* [Description of the task] Extract each line bearing the word "title".

* [The data]
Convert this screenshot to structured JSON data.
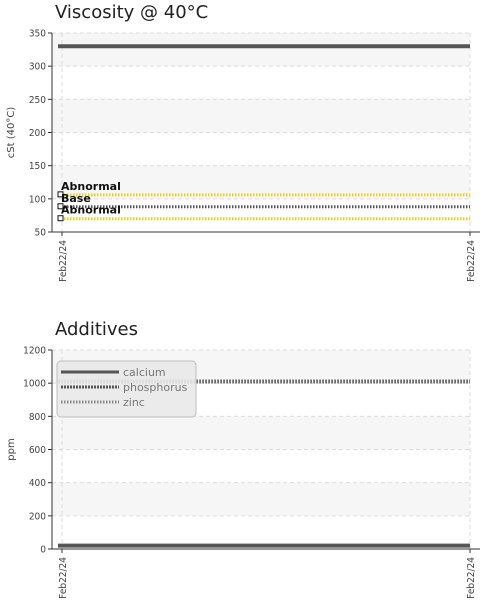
{
  "chart_data": [
    {
      "type": "line",
      "title": "Viscosity @ 40°C",
      "ylabel": "cSt (40°C)",
      "xlabel": "",
      "ylim": [
        50,
        350
      ],
      "yticks": [
        50,
        100,
        150,
        200,
        250,
        300,
        350
      ],
      "x_tick_labels": [
        "Feb22/24",
        "Feb22/24"
      ],
      "grid": true,
      "series": [
        {
          "values": [
            330,
            330
          ],
          "color": "#555555",
          "style": "solid"
        }
      ],
      "reference_lines": [
        {
          "label": "Abnormal",
          "value": 106,
          "color": "#e6d21e",
          "style": "dotted"
        },
        {
          "label": "Base",
          "value": 88,
          "color": "#555555",
          "style": "dotted"
        },
        {
          "label": "Abnormal",
          "value": 70,
          "color": "#e6d21e",
          "style": "dotted"
        }
      ]
    },
    {
      "type": "line",
      "title": "Additives",
      "ylabel": "ppm",
      "xlabel": "",
      "ylim": [
        0,
        1200
      ],
      "yticks": [
        0,
        200,
        400,
        600,
        800,
        1000,
        1200
      ],
      "x_tick_labels": [
        "Feb22/24",
        "Feb22/24"
      ],
      "grid": true,
      "legend_position": "top-left",
      "series": [
        {
          "name": "calcium",
          "values": [
            20,
            20
          ],
          "color": "#555555",
          "style": "solid"
        },
        {
          "name": "phosphorus",
          "values": [
            1010,
            1010
          ],
          "color": "#555555",
          "style": "dashed"
        },
        {
          "name": "zinc",
          "values": [
            1010,
            1010
          ],
          "color": "#888888",
          "style": "dotted"
        }
      ]
    }
  ]
}
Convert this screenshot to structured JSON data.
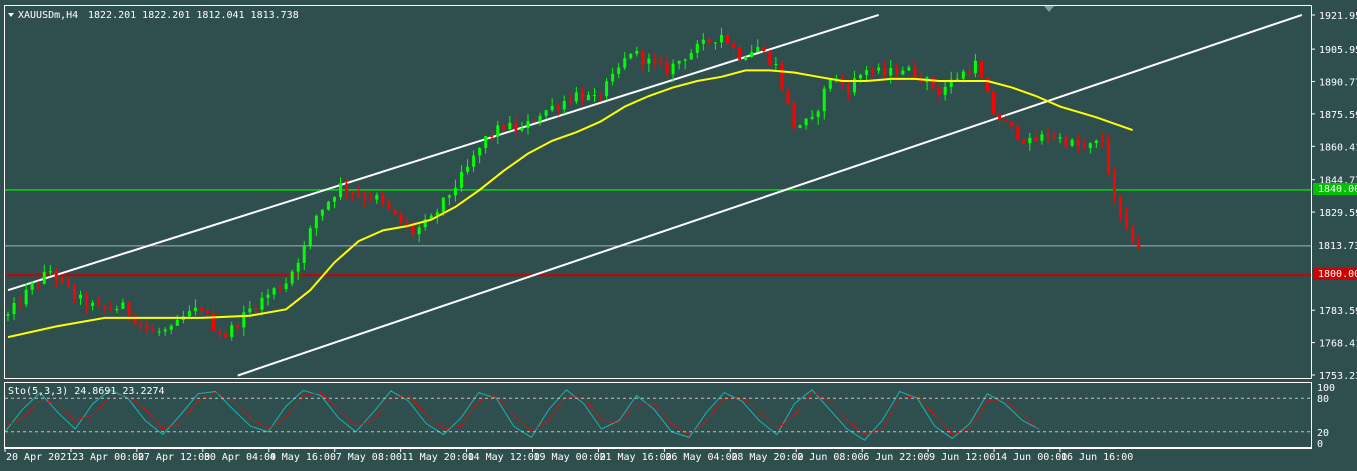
{
  "colors": {
    "background": "#2f4f4f",
    "frame": "#ffffff",
    "bull": "#00ff00",
    "bear": "#ff0000",
    "ma": "#ffff00",
    "channel": "#ffffff",
    "green_level": "#00dd00",
    "red_level": "#cc0000",
    "sto_main": "#20b2aa",
    "sto_signal": "#ff0000"
  },
  "header": {
    "symbol": "XAUUSDm,H4",
    "ohlc": "1822.201 1822.201 1812.041 1813.738"
  },
  "price_axis": {
    "ticks": [
      "1921.950",
      "1905.950",
      "1890.770",
      "1875.590",
      "1860.410",
      "1844.770",
      "1829.590",
      "1783.590",
      "1768.410",
      "1753.230"
    ],
    "tick_values": [
      1921.95,
      1905.95,
      1890.77,
      1875.59,
      1860.41,
      1844.77,
      1829.59,
      1783.59,
      1768.41,
      1753.23
    ],
    "range": [
      1753.23,
      1921.95
    ],
    "current_price_label": "1813.738",
    "level_green_label": "1840.000",
    "level_red_label": "1800.000"
  },
  "oscillator": {
    "label": "Sto(5,3,3) 24.8691 23.2274",
    "levels": [
      "100",
      "80",
      "20",
      "0"
    ],
    "level_values": [
      100,
      80,
      20,
      0
    ]
  },
  "time_axis": {
    "labels": [
      "20 Apr 2021",
      "23 Apr 00:00",
      "27 Apr 12:00",
      "30 Apr 04:00",
      "4 May 16:00",
      "7 May 08:00",
      "11 May 20:00",
      "14 May 12:00",
      "19 May 00:00",
      "21 May 16:00",
      "26 May 04:00",
      "28 May 20:00",
      "2 Jun 08:00",
      "6 Jun 22:00",
      "9 Jun 12:00",
      "14 Jun 00:00",
      "16 Jun 16:00"
    ]
  },
  "chart_data": {
    "type": "candlestick",
    "title": "XAUUSDm,H4",
    "ylim": [
      1753.23,
      1921.95
    ],
    "horizontal_levels": [
      1840.0,
      1800.0,
      1813.738
    ],
    "price_path": [
      [
        0,
        1781
      ],
      [
        4,
        1795
      ],
      [
        7,
        1802
      ],
      [
        11,
        1790
      ],
      [
        15,
        1784
      ],
      [
        19,
        1785
      ],
      [
        22,
        1777
      ],
      [
        24,
        1773
      ],
      [
        27,
        1774
      ],
      [
        29,
        1780
      ],
      [
        32,
        1785
      ],
      [
        34,
        1776
      ],
      [
        36,
        1772
      ],
      [
        40,
        1784
      ],
      [
        43,
        1791
      ],
      [
        46,
        1797
      ],
      [
        49,
        1813
      ],
      [
        51,
        1828
      ],
      [
        53,
        1835
      ],
      [
        55,
        1842
      ],
      [
        58,
        1838
      ],
      [
        61,
        1836
      ],
      [
        64,
        1827
      ],
      [
        67,
        1820
      ],
      [
        70,
        1826
      ],
      [
        73,
        1838
      ],
      [
        76,
        1850
      ],
      [
        79,
        1864
      ],
      [
        82,
        1870
      ],
      [
        85,
        1868
      ],
      [
        88,
        1876
      ],
      [
        91,
        1880
      ],
      [
        94,
        1885
      ],
      [
        97,
        1882
      ],
      [
        100,
        1892
      ],
      [
        103,
        1905
      ],
      [
        106,
        1900
      ],
      [
        109,
        1896
      ],
      [
        112,
        1903
      ],
      [
        115,
        1908
      ],
      [
        118,
        1913
      ],
      [
        121,
        1903
      ],
      [
        124,
        1907
      ],
      [
        127,
        1898
      ],
      [
        130,
        1870
      ],
      [
        133,
        1872
      ],
      [
        136,
        1893
      ],
      [
        139,
        1888
      ],
      [
        142,
        1897
      ],
      [
        145,
        1894
      ],
      [
        148,
        1897
      ],
      [
        151,
        1893
      ],
      [
        154,
        1886
      ],
      [
        157,
        1893
      ],
      [
        160,
        1899
      ],
      [
        163,
        1876
      ],
      [
        166,
        1868
      ],
      [
        169,
        1862
      ],
      [
        172,
        1866
      ],
      [
        175,
        1863
      ],
      [
        178,
        1859
      ],
      [
        181,
        1863
      ],
      [
        183,
        1835
      ],
      [
        185,
        1820
      ],
      [
        187,
        1814
      ]
    ],
    "moving_average": [
      [
        0,
        1771
      ],
      [
        8,
        1776
      ],
      [
        16,
        1780
      ],
      [
        24,
        1780
      ],
      [
        32,
        1780
      ],
      [
        40,
        1781
      ],
      [
        46,
        1784
      ],
      [
        50,
        1793
      ],
      [
        54,
        1806
      ],
      [
        58,
        1816
      ],
      [
        62,
        1821
      ],
      [
        66,
        1823
      ],
      [
        70,
        1826
      ],
      [
        74,
        1832
      ],
      [
        78,
        1840
      ],
      [
        82,
        1849
      ],
      [
        86,
        1857
      ],
      [
        90,
        1863
      ],
      [
        94,
        1867
      ],
      [
        98,
        1872
      ],
      [
        102,
        1879
      ],
      [
        106,
        1884
      ],
      [
        110,
        1888
      ],
      [
        114,
        1891
      ],
      [
        118,
        1893
      ],
      [
        122,
        1896
      ],
      [
        126,
        1896
      ],
      [
        130,
        1895
      ],
      [
        134,
        1893
      ],
      [
        138,
        1891
      ],
      [
        142,
        1891
      ],
      [
        146,
        1892
      ],
      [
        150,
        1892
      ],
      [
        154,
        1891
      ],
      [
        158,
        1891
      ],
      [
        162,
        1891
      ],
      [
        166,
        1888
      ],
      [
        170,
        1884
      ],
      [
        174,
        1879
      ],
      [
        180,
        1874
      ],
      [
        186,
        1868
      ]
    ],
    "channel_lines": [
      {
        "from": [
          0,
          1793
        ],
        "to": [
          144,
          1922
        ]
      },
      {
        "from": [
          38,
          1753
        ],
        "to": [
          214,
          1922
        ]
      }
    ],
    "stochastic": {
      "main": [
        20,
        60,
        90,
        55,
        25,
        70,
        95,
        80,
        40,
        15,
        50,
        88,
        92,
        60,
        30,
        20,
        65,
        94,
        85,
        45,
        20,
        55,
        93,
        75,
        35,
        15,
        45,
        90,
        80,
        30,
        10,
        60,
        95,
        70,
        25,
        40,
        85,
        60,
        20,
        10,
        55,
        90,
        75,
        40,
        15,
        70,
        95,
        60,
        25,
        5,
        40,
        92,
        80,
        30,
        8,
        35,
        88,
        70,
        40,
        24
      ],
      "signal": [
        30,
        45,
        75,
        70,
        40,
        50,
        85,
        85,
        60,
        25,
        35,
        75,
        90,
        75,
        45,
        25,
        45,
        85,
        90,
        60,
        30,
        40,
        80,
        85,
        50,
        25,
        30,
        75,
        85,
        50,
        20,
        40,
        85,
        80,
        40,
        35,
        70,
        70,
        35,
        15,
        40,
        80,
        80,
        55,
        25,
        50,
        90,
        75,
        40,
        15,
        25,
        80,
        85,
        50,
        15,
        25,
        75,
        78,
        50,
        23
      ]
    }
  }
}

* [Solution for this problem]
      "title": "Viscosity @ 40°C",
      "title": "Additives",
    "title": "XAUUSDm,H4",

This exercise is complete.